Belge Alıntısı.

*****

Onun son sözlerini duymak, dünyaya bedeldi benim icin..
Ve arkadaşının son sözlerini hıçkırarak tekrarladı:
- Jim!.. Geleceğini biliyordum!.. demişti arkadaşı... Geleceğini biliyordum..




Siz olsaydınız yaparmıydınız??



___________________________________________________





Küçük kız, hüzünlü bir yabancıya gülümsedi. Bu gülümseme
adamın kendisini daha iyi hissetmesine sebep oldu. Bu hava
içinde yakın geçmişte kendisine yardım eden bir dosta
teşekkür etmediğini hatırladı. Hemen bir not yazdı,
yolladı. Arkadaşı bu teşekkürden o kadar keyiflendi ki, her
öğlen yemek yediği lokantada garson kıza yüklü bir bahşiş
bıraktı. Garson kız ilk defa böyle bir bahşiş alıyordu.
Aksam eve giderken, kazandığı paranın bir parçasını her
zaman köşe basında oturan fakir adamın şapkasına bıraktı.
Adam öyle ama öyle minnettar oldu ki. İki gündür boğazından
aşağı lokma geçmemişti. Karnını ilk defa doyurduktan sonra,
bir apartman bodrumundaki tek odasının yolunu ıslık çalarak
tuttu. Öyle neşeliydi ki, bir saçak altında titresen köpek
yavrusunu görünce, kucağına alıverdi. Küçük köpek gecenin
soğuğundan kurtulduğu için mutluydu. Sıcak odada sabaha
kadar koşuşturdu. Gece yarısından sonra apartmanı dumanlar
sardı. Bir yangın başlıyordu. Dumanı koklayan köpek öyle
bir havlamaya başladı ki, önce fakir adam uyandı, sonra
bütün apartman halkı. Anneler, babalar dumandan boğulmak
üzere olan yavrularını kucaklayıp, ölümden kurtardılar.

Bütün bunların hepsi, beş kuruşluk bile maliyeti olmayan
bir TEBESSÜMSÜN sonucuydu.




_____________________________________________________






Eski zamanlarda bir kral, saraya gelen yolun üzerine
kocaman bir kaya koydurmuş, kendisi de pencereye oturmuştu.
Bakalım neler olacak?.
Ülkenin en zengin tüccarları, en güçlü kervancıları,
saray görevlileri birer birer geldiler, sabahtan öğlene
kadar. Hepsi kayanın etrafından dolaşıp saraya girdiler.
Pek çoğu kralı yüksek sesle eleştirdi. Halkından bu kadar
vergi alıyor, ama yolları temiz tutamıyordu. Sonunda bir
köylü çıkageldi. Saraya meyve ve sebze getiriyordu.

*****

Satırlar.
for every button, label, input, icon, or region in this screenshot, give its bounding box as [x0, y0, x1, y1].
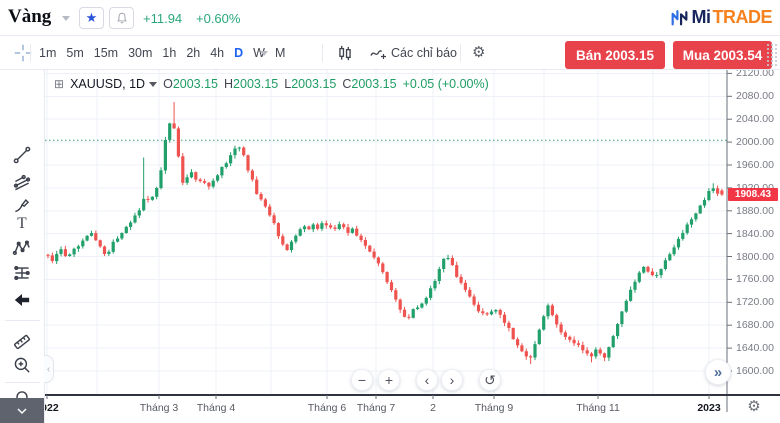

*****

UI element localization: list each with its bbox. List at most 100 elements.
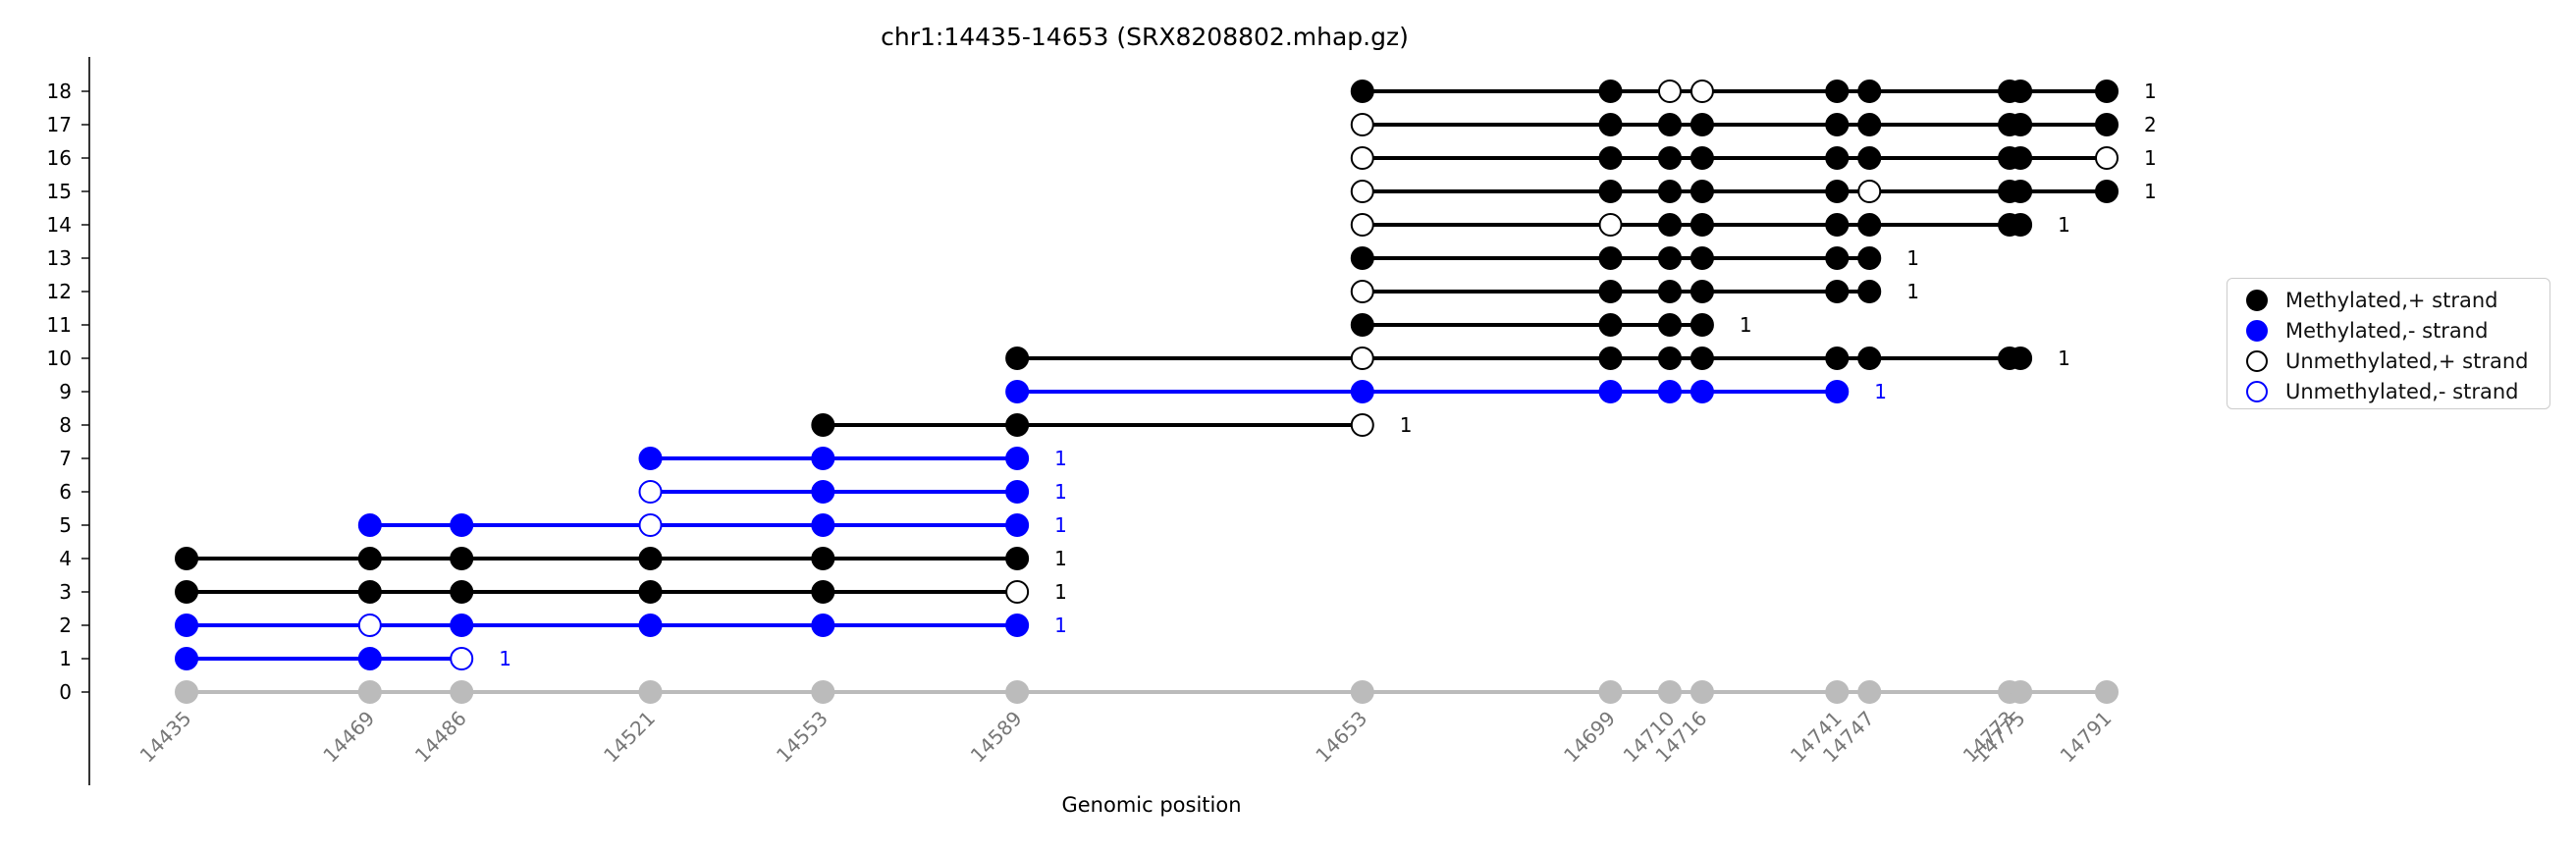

*****

Verilen Görev. Alıntıda "Onun son sözlerini" ile başlayıp "Siz olsaydınız yaparmıydınız??" ifadesine kadar süren bölümü, "Jim" yerine "Tom" yazarak düzenleyin.

Görev Sonucu.
Onun son sözlerini duymak, dünyaya bedeldi benim icin..
Ve arkadaşının son sözlerini hıçkırarak tekrarladı:
- Tom!.. Geleceğini biliyordum!.. demişti arkadaşı... Geleceğini biliyordum..




Siz olsaydınız yaparmıydınız??